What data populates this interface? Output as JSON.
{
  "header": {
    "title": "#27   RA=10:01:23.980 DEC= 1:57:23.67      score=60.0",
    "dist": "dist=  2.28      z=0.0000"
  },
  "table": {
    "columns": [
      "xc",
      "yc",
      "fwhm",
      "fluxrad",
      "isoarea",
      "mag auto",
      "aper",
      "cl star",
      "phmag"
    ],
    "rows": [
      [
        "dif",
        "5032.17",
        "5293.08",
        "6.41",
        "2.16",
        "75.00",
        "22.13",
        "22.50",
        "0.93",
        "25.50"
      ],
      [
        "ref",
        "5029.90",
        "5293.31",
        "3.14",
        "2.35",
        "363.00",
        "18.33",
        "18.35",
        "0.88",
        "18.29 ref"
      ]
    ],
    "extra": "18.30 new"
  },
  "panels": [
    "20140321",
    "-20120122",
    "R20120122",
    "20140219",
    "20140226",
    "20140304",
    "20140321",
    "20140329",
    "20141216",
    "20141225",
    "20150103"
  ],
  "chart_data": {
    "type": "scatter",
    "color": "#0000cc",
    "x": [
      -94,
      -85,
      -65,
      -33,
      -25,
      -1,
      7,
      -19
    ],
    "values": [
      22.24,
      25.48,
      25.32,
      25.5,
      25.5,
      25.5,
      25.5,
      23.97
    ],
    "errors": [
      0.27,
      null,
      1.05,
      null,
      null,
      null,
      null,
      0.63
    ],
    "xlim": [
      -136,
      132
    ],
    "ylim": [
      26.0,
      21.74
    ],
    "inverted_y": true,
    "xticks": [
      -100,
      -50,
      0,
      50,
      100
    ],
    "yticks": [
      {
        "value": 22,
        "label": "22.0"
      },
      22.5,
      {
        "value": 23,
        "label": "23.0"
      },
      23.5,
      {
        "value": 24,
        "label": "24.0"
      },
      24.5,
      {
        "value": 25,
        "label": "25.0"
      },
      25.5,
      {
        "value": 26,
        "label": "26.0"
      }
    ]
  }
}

▬▬▬▬▬▬▬▬▬▬

Given request:
Give only a number: how many lines of the data hold the string "label"?

Output of the exercise:
5